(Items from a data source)
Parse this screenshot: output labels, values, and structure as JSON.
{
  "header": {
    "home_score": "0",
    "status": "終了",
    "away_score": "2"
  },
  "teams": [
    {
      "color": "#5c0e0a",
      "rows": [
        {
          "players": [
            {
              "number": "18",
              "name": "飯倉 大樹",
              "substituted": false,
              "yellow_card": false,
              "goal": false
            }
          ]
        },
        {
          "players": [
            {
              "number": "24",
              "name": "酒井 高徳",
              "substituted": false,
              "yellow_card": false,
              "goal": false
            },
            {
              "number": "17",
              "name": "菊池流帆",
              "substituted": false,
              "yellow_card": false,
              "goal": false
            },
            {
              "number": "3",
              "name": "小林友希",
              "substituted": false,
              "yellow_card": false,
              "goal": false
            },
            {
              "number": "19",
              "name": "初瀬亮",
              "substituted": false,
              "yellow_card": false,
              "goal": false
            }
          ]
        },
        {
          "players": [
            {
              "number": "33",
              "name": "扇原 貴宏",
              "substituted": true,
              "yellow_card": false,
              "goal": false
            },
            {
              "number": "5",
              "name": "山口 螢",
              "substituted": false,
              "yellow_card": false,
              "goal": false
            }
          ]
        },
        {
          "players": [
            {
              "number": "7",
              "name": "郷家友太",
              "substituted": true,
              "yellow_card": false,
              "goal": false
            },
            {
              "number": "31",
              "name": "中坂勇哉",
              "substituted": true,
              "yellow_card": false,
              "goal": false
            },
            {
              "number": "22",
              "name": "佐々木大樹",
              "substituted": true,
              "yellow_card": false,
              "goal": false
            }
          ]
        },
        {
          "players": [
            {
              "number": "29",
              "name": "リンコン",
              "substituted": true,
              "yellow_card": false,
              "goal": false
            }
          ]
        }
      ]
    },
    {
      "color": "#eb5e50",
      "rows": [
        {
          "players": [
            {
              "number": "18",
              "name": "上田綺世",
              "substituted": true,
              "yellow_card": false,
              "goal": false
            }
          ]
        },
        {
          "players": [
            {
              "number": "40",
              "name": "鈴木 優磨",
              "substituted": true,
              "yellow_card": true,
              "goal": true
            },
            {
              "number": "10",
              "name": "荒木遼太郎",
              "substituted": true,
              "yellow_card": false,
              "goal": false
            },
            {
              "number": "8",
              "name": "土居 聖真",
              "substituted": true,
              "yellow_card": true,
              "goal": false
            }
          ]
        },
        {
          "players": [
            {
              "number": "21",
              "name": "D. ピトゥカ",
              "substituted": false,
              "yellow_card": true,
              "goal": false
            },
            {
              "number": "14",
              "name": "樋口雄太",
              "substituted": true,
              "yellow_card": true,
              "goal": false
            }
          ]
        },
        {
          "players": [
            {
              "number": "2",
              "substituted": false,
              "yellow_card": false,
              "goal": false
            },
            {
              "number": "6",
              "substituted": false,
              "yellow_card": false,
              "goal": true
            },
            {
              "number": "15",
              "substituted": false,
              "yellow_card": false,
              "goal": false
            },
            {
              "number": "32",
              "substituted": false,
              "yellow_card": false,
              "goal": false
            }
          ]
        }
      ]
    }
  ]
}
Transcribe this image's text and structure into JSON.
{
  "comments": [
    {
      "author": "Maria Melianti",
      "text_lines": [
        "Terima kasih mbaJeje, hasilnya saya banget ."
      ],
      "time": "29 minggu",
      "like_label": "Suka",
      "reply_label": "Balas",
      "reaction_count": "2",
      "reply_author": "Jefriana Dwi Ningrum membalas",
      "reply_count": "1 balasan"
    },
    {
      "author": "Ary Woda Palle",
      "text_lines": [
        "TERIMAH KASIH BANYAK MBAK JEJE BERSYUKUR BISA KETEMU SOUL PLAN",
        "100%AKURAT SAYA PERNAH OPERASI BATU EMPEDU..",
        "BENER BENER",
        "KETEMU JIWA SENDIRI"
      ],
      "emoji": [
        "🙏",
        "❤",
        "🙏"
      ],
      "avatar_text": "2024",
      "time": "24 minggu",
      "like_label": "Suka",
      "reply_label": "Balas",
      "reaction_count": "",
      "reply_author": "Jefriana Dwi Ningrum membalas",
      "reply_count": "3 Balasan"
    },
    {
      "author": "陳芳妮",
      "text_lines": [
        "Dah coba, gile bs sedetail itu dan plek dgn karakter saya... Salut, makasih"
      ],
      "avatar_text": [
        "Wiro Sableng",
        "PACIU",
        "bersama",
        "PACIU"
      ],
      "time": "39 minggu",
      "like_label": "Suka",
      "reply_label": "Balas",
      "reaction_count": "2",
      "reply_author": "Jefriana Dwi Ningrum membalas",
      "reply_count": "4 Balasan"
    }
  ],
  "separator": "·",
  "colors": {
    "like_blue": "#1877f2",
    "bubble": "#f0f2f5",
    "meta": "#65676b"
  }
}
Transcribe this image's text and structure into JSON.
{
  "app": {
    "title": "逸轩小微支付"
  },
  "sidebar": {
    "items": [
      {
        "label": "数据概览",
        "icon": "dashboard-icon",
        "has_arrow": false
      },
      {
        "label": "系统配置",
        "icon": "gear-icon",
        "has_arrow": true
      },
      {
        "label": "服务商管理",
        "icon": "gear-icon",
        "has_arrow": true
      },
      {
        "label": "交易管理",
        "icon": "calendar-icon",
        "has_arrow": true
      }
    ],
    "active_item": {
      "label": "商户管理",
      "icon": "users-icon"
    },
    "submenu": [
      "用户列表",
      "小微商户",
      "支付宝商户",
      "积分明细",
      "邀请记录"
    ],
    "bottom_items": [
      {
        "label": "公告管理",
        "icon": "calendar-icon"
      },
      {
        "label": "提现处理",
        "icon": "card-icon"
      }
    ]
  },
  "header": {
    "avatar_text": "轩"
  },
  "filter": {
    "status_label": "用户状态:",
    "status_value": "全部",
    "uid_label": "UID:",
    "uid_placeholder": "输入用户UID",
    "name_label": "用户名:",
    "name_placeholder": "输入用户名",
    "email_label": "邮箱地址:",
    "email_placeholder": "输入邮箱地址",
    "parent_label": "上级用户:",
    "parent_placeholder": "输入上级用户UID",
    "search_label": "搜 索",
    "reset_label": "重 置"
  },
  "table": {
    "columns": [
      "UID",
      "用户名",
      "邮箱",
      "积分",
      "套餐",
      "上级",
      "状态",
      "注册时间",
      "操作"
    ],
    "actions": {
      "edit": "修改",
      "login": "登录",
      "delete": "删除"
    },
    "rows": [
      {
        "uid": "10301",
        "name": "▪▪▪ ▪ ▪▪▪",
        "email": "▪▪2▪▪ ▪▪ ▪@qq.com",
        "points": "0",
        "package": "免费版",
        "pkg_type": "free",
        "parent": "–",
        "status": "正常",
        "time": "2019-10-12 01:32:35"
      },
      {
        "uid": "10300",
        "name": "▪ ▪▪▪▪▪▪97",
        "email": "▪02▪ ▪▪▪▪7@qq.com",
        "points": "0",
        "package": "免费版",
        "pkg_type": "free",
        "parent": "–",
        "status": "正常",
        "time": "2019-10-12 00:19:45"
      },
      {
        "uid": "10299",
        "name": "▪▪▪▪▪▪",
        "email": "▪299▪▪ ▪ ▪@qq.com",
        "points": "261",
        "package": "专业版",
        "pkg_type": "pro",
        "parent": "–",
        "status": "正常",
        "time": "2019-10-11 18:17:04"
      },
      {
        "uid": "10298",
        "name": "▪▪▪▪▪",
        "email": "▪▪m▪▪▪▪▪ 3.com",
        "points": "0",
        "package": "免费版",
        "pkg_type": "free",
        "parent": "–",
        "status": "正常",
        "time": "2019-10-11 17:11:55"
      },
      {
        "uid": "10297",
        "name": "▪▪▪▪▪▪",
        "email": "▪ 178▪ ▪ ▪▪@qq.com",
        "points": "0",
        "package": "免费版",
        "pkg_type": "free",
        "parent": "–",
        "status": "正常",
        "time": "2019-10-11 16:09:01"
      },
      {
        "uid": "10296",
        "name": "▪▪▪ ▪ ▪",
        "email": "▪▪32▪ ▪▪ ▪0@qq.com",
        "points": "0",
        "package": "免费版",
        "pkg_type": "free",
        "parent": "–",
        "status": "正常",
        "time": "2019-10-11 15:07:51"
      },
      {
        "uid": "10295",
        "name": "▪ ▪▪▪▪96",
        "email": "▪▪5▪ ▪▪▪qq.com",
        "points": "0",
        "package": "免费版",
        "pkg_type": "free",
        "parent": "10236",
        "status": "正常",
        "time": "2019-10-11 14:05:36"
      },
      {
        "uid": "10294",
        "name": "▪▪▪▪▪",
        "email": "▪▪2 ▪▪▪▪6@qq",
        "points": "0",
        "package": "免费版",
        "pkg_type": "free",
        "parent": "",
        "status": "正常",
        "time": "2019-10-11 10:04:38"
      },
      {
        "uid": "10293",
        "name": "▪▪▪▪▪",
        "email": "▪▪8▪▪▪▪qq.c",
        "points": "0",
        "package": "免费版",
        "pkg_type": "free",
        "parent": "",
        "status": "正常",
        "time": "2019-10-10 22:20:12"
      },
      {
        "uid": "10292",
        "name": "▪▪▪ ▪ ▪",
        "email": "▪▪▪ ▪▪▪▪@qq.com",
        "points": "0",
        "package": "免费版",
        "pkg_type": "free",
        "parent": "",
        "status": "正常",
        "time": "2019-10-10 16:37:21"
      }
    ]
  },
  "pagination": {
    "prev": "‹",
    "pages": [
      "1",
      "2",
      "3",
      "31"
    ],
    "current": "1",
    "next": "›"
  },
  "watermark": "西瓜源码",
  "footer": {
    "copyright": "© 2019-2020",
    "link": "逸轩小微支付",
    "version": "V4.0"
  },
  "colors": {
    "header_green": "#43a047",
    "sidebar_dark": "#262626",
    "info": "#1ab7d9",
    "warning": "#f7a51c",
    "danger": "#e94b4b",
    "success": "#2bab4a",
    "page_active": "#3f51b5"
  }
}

* Given instruction *
In the listing, find all lines with the string "KETEMU" and copy them.

* In response *
        "TERIMAH KASIH BANYAK MBAK JEJE BERSYUKUR BISA KETEMU SOUL PLAN",
        "KETEMU JIWA SENDIRI"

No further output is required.